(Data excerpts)
◆ ◆ ◆ ◆ ◆ ◆ ◆
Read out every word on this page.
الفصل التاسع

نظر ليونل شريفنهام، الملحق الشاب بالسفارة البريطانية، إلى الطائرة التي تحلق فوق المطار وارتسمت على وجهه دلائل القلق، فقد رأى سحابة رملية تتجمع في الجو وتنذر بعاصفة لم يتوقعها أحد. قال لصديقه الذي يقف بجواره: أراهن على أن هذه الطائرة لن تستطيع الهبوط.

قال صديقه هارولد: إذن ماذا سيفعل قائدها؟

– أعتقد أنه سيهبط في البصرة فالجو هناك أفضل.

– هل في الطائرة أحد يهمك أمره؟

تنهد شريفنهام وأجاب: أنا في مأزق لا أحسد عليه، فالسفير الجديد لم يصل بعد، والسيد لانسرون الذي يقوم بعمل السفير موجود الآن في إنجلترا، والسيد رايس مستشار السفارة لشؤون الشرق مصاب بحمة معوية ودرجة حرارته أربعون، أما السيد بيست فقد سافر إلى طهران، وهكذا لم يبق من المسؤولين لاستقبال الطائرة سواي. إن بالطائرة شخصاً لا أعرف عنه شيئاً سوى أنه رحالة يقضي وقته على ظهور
◆ ◆ ◆ ◆ ◆ ◆ ◆
EXERCISE AIM: Write out all the lines again, exactly as they are.

THE COMPLETED TASK:
Read out every word on this page.
الفصل التاسع

نظر ليونل شريفنهام، الملحق الشاب بالسفارة البريطانية، إلى الطائرة التي تحلق فوق المطار وارتسمت على وجهه دلائل القلق، فقد رأى سحابة رملية تتجمع في الجو وتنذر بعاصفة لم يتوقعها أحد. قال لصديقه الذي يقف بجواره: أراهن على أن هذه الطائرة لن تستطيع الهبوط.

قال صديقه هارولد: إذن ماذا سيفعل قائدها؟

– أعتقد أنه سيهبط في البصرة فالجو هناك أفضل.

– هل في الطائرة أحد يهمك أمره؟

تنهد شريفنهام وأجاب: أنا في مأزق لا أحسد عليه، فالسفير الجديد لم يصل بعد، والسيد لانسرون الذي يقوم بعمل السفير موجود الآن في إنجلترا، والسيد رايس مستشار السفارة لشؤون الشرق مصاب بحمة معوية ودرجة حرارته أربعون، أما السيد بيست فقد سافر إلى طهران، وهكذا لم يبق من المسؤولين لاستقبال الطائرة سواي. إن بالطائرة شخصاً لا أعرف عنه شيئاً سوى أنه رحالة يقضي وقته على ظهور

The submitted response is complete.